• Given exercise: Extract from the listing each line in which the word "technology" appears.

--- START OF Dataset extract ---

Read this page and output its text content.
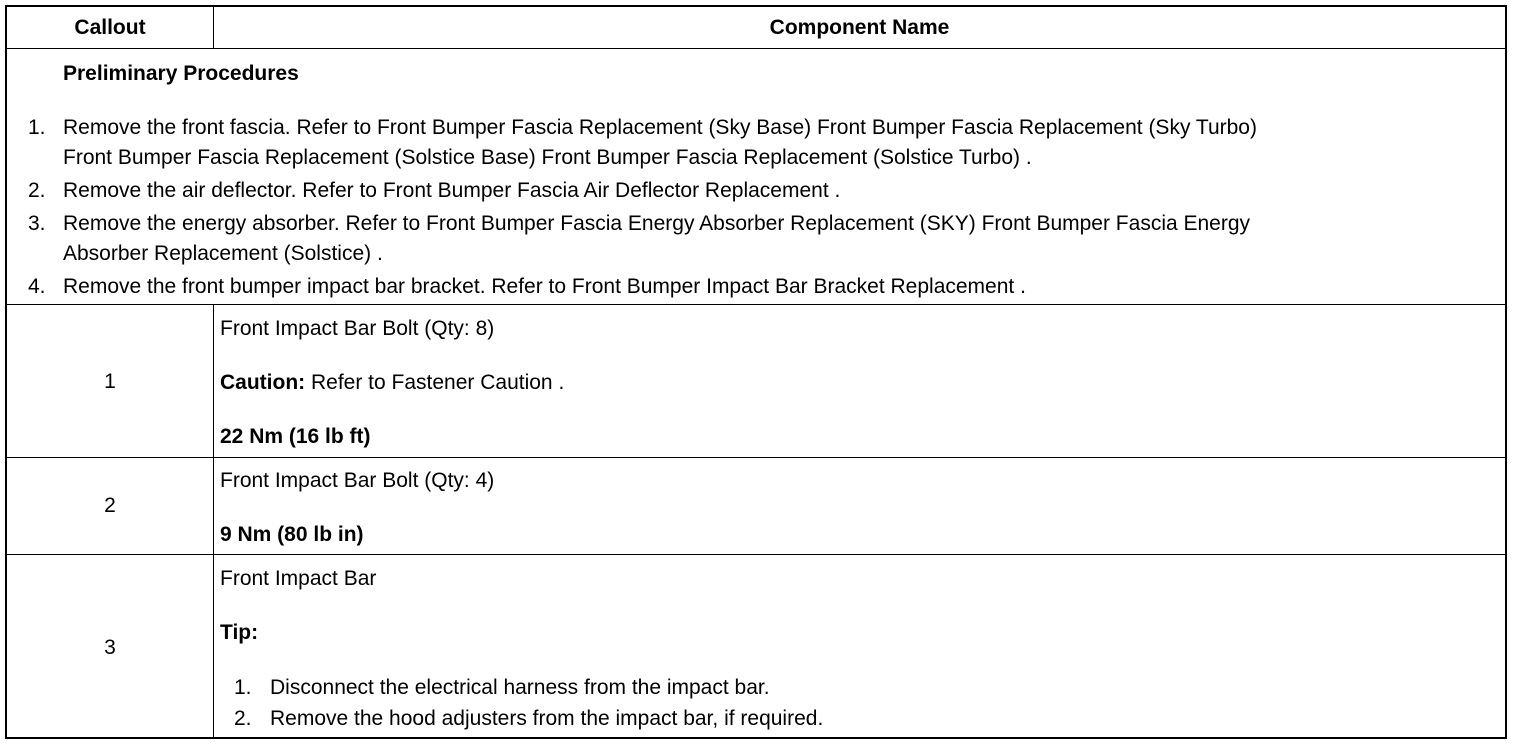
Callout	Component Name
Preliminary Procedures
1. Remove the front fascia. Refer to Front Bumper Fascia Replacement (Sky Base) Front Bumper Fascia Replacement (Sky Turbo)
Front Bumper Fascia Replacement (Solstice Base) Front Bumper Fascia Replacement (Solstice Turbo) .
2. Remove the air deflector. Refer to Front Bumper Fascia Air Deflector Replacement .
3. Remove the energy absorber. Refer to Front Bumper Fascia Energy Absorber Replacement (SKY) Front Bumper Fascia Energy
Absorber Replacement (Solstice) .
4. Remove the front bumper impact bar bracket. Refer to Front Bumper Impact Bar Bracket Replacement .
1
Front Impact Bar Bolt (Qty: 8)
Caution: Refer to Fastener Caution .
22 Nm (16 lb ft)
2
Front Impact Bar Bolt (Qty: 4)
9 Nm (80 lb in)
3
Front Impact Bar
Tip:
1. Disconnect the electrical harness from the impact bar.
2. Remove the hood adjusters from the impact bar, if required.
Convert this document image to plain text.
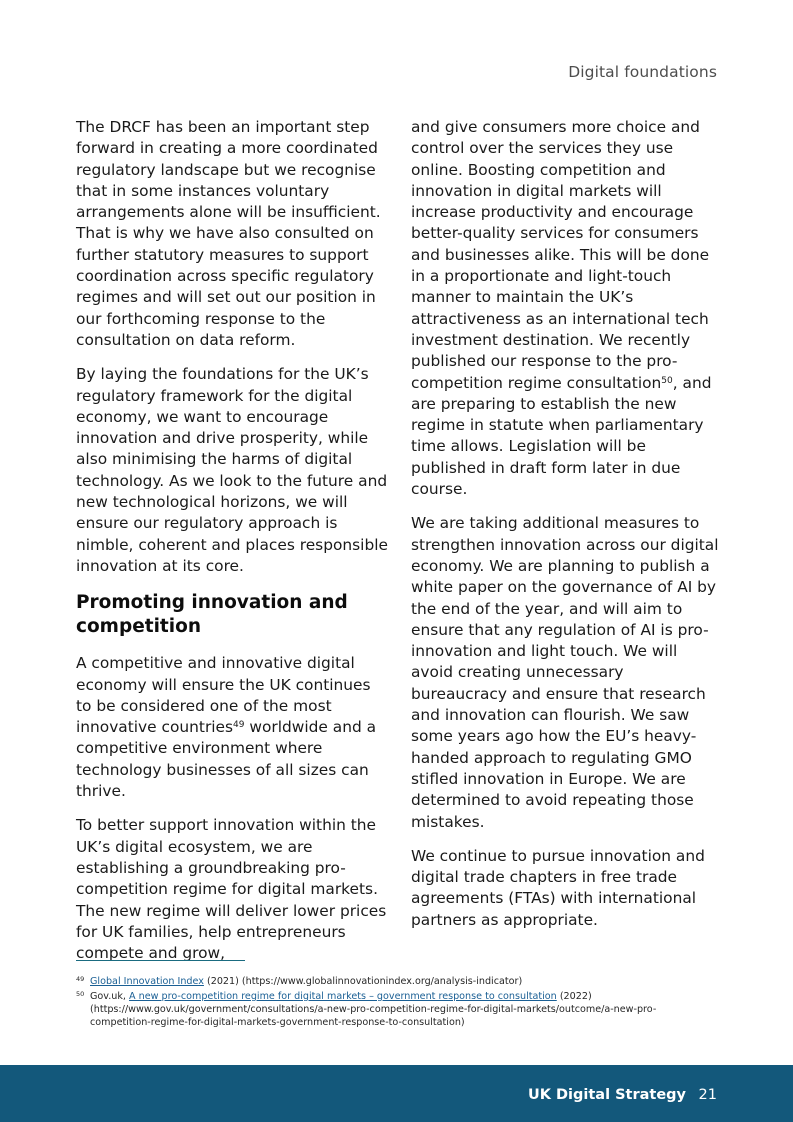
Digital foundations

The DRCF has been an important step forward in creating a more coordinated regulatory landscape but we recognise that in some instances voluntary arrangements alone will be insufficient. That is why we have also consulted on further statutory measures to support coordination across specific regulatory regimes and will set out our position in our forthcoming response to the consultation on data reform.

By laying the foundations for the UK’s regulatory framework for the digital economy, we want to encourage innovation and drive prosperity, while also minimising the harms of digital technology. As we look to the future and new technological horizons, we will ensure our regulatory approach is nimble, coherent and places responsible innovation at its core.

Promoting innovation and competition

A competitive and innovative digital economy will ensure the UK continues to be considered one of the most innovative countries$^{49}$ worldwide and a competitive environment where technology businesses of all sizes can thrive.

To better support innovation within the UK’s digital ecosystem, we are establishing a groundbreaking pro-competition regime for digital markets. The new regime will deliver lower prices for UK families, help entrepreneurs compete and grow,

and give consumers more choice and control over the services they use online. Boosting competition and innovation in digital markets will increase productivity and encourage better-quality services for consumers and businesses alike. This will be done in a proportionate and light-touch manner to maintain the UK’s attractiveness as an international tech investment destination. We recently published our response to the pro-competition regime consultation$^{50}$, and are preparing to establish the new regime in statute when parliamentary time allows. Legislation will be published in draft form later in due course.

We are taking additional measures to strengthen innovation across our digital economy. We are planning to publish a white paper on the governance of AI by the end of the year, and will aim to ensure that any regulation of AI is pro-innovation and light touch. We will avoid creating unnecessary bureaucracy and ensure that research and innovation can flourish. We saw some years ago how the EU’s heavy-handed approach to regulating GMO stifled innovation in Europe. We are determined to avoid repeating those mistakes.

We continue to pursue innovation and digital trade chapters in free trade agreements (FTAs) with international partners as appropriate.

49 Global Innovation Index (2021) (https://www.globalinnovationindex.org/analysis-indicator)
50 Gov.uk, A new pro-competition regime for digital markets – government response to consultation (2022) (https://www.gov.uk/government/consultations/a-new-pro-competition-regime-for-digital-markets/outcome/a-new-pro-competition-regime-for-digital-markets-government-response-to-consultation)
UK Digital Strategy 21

--- END OF Dataset extract ---

• Completed task:
By laying the foundations for the UK’s regulatory framework for the digital economy, we want to encourage innovation and drive prosperity, while also minimising the harms of digital technology. As we look to the future and new technological horizons, we will ensure our regulatory approach is nimble, coherent and places responsible innovation at its core.
A competitive and innovative digital economy will ensure the UK continues to be considered one of the most innovative countries$^{49}$ worldwide and a competitive environment where technology businesses of all sizes can thrive.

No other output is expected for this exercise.